WRITTEN REQUEST :: Reproduce the stretch of rows from the first one through the row containing "gw38-cell: 0.56 <box>962 485 1098 530</box>", changing "Son Heung-min" to "Heung-min Son" and keeping everything else the same.

## Start LISTED ENTRIES

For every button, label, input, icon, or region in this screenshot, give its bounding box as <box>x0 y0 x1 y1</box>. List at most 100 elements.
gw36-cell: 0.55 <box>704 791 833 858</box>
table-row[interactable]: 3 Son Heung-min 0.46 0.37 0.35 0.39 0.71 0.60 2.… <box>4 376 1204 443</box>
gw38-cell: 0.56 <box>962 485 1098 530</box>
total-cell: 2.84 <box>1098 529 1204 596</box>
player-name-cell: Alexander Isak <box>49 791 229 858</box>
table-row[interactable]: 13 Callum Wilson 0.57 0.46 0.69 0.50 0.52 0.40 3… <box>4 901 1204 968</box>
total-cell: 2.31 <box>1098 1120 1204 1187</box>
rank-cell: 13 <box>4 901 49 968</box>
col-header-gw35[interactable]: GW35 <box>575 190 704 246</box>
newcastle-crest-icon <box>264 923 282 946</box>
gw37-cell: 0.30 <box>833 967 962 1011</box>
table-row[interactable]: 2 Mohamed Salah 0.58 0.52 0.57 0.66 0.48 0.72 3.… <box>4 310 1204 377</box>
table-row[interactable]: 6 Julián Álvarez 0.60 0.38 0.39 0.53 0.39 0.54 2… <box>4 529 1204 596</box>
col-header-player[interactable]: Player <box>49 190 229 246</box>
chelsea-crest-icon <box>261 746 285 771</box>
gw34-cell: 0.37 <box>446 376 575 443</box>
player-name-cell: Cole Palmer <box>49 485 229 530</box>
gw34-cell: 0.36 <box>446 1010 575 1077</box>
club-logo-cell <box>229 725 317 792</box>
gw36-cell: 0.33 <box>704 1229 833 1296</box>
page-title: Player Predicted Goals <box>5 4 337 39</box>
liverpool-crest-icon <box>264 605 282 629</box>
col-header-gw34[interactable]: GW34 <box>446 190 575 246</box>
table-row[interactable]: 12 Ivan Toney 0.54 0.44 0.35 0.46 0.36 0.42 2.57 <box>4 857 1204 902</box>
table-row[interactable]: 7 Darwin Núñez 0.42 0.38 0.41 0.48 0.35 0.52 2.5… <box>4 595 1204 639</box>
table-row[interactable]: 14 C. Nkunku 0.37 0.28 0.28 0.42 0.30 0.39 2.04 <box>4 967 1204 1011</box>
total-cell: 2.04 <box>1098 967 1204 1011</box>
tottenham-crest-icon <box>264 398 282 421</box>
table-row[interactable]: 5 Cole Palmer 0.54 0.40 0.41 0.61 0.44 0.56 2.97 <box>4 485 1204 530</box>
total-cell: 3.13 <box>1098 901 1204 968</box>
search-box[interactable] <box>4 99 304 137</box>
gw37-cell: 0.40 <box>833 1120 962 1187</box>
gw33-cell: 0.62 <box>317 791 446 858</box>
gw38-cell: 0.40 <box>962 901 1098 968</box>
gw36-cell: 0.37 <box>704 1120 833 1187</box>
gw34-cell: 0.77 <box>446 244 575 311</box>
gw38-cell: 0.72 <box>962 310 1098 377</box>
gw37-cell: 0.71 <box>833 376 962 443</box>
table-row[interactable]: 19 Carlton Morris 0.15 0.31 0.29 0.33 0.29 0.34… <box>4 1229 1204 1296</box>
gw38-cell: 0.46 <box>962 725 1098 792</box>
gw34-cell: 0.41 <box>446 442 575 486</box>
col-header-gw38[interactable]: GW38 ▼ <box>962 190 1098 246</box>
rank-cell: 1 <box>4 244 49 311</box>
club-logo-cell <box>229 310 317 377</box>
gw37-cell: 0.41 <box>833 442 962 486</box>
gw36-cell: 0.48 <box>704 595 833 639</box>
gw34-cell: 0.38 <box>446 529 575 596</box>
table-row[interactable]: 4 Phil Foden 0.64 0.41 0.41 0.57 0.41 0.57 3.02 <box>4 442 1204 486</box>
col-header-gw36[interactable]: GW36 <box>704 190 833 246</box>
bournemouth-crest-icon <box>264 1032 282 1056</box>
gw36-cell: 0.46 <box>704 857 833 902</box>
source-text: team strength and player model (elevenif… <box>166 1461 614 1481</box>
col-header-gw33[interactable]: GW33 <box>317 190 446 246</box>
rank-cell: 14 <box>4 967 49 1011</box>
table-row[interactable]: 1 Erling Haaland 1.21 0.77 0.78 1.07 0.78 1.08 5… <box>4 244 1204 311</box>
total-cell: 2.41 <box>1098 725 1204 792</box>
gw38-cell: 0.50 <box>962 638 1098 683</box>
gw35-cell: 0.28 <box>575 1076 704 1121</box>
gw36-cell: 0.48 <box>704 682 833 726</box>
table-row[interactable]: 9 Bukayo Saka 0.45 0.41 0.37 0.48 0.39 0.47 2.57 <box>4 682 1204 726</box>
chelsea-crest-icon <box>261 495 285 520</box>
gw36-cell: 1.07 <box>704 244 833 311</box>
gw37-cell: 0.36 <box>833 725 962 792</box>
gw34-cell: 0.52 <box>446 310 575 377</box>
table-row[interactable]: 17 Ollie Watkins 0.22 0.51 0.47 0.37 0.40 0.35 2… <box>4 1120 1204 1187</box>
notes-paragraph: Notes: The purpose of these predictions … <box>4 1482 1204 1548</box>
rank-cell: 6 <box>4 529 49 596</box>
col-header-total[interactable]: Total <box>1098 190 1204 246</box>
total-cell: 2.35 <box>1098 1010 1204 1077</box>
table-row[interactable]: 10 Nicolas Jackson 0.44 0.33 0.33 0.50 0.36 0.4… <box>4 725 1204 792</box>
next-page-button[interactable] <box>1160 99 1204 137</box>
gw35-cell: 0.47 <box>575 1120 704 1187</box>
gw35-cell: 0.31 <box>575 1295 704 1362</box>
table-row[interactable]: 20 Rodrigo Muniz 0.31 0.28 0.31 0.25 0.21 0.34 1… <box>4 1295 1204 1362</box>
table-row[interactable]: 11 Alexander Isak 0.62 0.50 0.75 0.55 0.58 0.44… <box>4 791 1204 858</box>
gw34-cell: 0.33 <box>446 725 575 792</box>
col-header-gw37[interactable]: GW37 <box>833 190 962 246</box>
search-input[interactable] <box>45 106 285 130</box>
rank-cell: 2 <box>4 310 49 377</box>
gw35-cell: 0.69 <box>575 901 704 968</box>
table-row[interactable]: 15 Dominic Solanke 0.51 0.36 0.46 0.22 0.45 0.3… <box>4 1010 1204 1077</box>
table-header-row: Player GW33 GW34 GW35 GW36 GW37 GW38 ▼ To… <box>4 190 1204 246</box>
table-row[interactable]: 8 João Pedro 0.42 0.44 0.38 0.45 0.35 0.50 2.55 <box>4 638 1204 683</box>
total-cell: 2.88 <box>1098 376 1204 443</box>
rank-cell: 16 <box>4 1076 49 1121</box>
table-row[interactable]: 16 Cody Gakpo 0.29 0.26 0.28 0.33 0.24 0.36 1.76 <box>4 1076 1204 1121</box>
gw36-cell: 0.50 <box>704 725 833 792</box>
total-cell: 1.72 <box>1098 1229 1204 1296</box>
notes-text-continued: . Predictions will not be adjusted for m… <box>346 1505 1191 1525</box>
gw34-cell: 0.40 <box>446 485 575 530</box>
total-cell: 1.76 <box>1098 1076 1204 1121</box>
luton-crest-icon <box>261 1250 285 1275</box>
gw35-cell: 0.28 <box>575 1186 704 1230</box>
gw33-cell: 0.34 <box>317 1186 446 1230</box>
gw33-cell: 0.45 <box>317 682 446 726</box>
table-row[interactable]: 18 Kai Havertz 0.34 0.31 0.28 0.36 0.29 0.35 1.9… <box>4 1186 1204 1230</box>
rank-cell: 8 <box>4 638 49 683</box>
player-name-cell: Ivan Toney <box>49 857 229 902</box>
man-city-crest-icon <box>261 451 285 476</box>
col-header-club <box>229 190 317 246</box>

## End LISTED ENTRIES

RESULT FOR THIS EXERCISE ::
For every button, label, input, icon, or region in this screenshot, give its bounding box as <box>x0 y0 x1 y1</box>. List at most 100 elements.
gw36-cell: 0.55 <box>704 791 833 858</box>
table-row[interactable]: 3 Heung-min Son 0.46 0.37 0.35 0.39 0.71 0.60 2.… <box>4 376 1204 443</box>
gw38-cell: 0.56 <box>962 485 1098 530</box>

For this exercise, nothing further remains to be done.